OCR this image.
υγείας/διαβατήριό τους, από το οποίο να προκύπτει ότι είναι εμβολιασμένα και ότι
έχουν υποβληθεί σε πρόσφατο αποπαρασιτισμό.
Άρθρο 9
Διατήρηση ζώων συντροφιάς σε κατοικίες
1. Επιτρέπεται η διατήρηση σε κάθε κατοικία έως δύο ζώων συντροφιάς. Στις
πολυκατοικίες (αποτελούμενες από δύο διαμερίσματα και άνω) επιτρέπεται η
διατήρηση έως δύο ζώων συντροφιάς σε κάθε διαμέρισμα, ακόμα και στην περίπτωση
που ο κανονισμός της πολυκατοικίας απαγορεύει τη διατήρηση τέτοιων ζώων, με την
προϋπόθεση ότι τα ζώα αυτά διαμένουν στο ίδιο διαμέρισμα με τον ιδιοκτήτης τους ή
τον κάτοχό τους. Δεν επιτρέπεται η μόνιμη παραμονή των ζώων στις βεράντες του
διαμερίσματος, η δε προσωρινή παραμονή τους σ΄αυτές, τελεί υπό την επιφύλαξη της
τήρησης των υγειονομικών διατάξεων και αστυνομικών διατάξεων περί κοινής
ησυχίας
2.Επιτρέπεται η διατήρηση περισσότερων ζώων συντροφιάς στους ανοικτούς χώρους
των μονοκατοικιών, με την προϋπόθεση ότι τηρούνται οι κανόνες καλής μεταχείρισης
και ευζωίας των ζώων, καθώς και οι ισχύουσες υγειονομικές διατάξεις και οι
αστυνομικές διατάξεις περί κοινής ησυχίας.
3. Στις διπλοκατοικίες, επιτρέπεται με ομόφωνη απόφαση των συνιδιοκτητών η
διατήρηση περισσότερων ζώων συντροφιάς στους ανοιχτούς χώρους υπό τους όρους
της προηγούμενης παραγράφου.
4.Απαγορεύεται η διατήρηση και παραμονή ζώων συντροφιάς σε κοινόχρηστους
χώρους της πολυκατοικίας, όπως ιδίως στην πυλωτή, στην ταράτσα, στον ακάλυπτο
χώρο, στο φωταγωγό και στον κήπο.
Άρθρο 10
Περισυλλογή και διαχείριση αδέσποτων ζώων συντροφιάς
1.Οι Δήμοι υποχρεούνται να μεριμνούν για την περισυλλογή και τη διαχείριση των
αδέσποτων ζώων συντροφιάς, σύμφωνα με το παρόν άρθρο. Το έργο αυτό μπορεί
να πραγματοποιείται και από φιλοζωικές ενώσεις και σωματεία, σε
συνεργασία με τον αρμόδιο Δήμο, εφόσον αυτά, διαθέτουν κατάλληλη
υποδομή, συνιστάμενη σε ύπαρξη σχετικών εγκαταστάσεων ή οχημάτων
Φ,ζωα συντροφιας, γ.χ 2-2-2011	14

> [What to work on]
Copy all the lines, exactly.

> [Result of the exercise]
OCR this image.
υγείας/διαβατήριό τους, από το οποίο να προκύπτει ότι είναι εμβολιασμένα και ότι
έχουν υποβληθεί σε πρόσφατο αποπαρασιτισμό.
Άρθρο 9
Διατήρηση ζώων συντροφιάς σε κατοικίες
1. Επιτρέπεται η διατήρηση σε κάθε κατοικία έως δύο ζώων συντροφιάς. Στις
πολυκατοικίες (αποτελούμενες από δύο διαμερίσματα και άνω) επιτρέπεται η
διατήρηση έως δύο ζώων συντροφιάς σε κάθε διαμέρισμα, ακόμα και στην περίπτωση
που ο κανονισμός της πολυκατοικίας απαγορεύει τη διατήρηση τέτοιων ζώων, με την
προϋπόθεση ότι τα ζώα αυτά διαμένουν στο ίδιο διαμέρισμα με τον ιδιοκτήτης τους ή
τον κάτοχό τους. Δεν επιτρέπεται η μόνιμη παραμονή των ζώων στις βεράντες του
διαμερίσματος, η δε προσωρινή παραμονή τους σ΄αυτές, τελεί υπό την επιφύλαξη της
τήρησης των υγειονομικών διατάξεων και αστυνομικών διατάξεων περί κοινής
ησυχίας
2.Επιτρέπεται η διατήρηση περισσότερων ζώων συντροφιάς στους ανοικτούς χώρους
των μονοκατοικιών, με την προϋπόθεση ότι τηρούνται οι κανόνες καλής μεταχείρισης
και ευζωίας των ζώων, καθώς και οι ισχύουσες υγειονομικές διατάξεις και οι
αστυνομικές διατάξεις περί κοινής ησυχίας.
3. Στις διπλοκατοικίες, επιτρέπεται με ομόφωνη απόφαση των συνιδιοκτητών η
διατήρηση περισσότερων ζώων συντροφιάς στους ανοιχτούς χώρους υπό τους όρους
της προηγούμενης παραγράφου.
4.Απαγορεύεται η διατήρηση και παραμονή ζώων συντροφιάς σε κοινόχρηστους
χώρους της πολυκατοικίας, όπως ιδίως στην πυλωτή, στην ταράτσα, στον ακάλυπτο
χώρο, στο φωταγωγό και στον κήπο.
Άρθρο 10
Περισυλλογή και διαχείριση αδέσποτων ζώων συντροφιάς
1.Οι Δήμοι υποχρεούνται να μεριμνούν για την περισυλλογή και τη διαχείριση των
αδέσποτων ζώων συντροφιάς, σύμφωνα με το παρόν άρθρο. Το έργο αυτό μπορεί
να πραγματοποιείται και από φιλοζωικές ενώσεις και σωματεία, σε
συνεργασία με τον αρμόδιο Δήμο, εφόσον αυτά, διαθέτουν κατάλληλη
υποδομή, συνιστάμενη σε ύπαρξη σχετικών εγκαταστάσεων ή οχημάτων
Φ,ζωα συντροφιας, γ.χ 2-2-2011	14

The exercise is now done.